# Task to complete
From the entries below, copy every line that holds the word "государственной".

— BEGIN Dataset content —

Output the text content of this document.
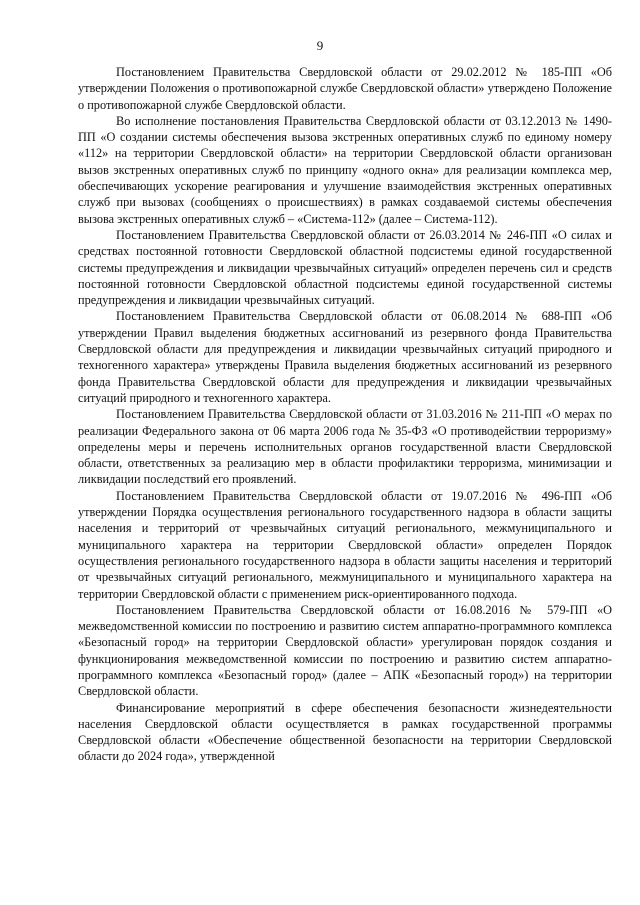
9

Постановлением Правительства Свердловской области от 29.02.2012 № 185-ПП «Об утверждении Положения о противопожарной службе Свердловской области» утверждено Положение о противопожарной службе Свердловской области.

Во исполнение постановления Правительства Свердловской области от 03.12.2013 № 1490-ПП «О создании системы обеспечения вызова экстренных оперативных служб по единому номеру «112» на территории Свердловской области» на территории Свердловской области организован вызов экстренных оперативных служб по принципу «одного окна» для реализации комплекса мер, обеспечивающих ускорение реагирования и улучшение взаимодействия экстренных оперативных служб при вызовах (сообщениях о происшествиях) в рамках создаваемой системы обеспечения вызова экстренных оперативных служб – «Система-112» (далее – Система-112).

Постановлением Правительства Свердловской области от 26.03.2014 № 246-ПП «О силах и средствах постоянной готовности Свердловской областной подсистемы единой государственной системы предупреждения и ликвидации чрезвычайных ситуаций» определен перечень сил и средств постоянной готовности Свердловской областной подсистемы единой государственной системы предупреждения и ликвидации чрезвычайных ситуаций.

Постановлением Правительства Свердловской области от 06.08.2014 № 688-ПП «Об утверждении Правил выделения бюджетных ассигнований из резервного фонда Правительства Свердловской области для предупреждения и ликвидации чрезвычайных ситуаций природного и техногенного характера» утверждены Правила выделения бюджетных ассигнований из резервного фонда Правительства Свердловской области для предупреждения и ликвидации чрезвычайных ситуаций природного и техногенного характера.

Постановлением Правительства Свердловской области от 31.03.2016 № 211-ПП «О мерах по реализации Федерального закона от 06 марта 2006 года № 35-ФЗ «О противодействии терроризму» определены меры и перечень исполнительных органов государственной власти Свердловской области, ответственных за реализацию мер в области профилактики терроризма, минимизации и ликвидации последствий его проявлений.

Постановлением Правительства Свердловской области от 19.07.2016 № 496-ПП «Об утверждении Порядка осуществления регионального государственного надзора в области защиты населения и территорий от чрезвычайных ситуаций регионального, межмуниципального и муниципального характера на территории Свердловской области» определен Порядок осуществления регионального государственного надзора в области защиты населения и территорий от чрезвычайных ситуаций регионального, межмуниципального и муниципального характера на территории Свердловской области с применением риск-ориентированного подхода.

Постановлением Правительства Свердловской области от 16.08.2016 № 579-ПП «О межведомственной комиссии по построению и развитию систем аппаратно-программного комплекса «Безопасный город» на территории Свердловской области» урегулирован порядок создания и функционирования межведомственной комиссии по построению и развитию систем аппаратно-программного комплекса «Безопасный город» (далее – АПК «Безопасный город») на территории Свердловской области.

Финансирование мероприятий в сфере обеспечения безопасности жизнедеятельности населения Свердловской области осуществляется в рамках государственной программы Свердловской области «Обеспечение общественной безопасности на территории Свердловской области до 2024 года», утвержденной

— END Dataset content —
— BEGIN Dataset content —

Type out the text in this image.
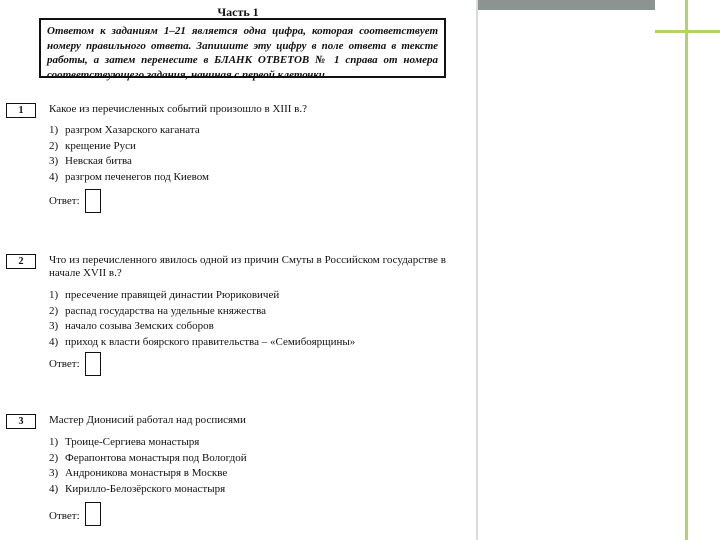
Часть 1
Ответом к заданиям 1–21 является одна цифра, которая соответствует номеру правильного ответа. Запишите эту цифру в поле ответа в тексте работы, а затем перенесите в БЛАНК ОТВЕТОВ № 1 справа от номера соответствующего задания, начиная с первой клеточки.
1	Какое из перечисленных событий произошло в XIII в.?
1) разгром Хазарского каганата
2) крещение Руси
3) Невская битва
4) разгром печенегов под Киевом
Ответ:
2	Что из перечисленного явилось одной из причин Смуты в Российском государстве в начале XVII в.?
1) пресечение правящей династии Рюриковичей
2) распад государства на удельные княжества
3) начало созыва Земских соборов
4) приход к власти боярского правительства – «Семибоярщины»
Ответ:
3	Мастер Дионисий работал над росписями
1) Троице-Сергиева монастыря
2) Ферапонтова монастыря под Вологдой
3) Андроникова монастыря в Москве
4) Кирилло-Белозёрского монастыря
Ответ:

— END Dataset content —

# Result of the exercise
Постановлением Правительства Свердловской области от 26.03.2014 № 246-ПП «О силах и средствах постоянной готовности Свердловской областной подсистемы единой государственной системы предупреждения и ликвидации чрезвычайных ситуаций» определен перечень сил и средств постоянной готовности Свердловской областной подсистемы единой государственной системы предупреждения и ликвидации чрезвычайных ситуаций.
Постановлением Правительства Свердловской области от 31.03.2016 № 211-ПП «О мерах по реализации Федерального закона от 06 марта 2006 года № 35-ФЗ «О противодействии терроризму» определены меры и перечень исполнительных органов государственной власти Свердловской области, ответственных за реализацию мер в области профилактики терроризма, минимизации и ликвидации последствий его проявлений.
Финансирование мероприятий в сфере обеспечения безопасности жизнедеятельности населения Свердловской области осуществляется в рамках государственной программы Свердловской области «Обеспечение общественной безопасности на территории Свердловской области до 2024 года», утвержденной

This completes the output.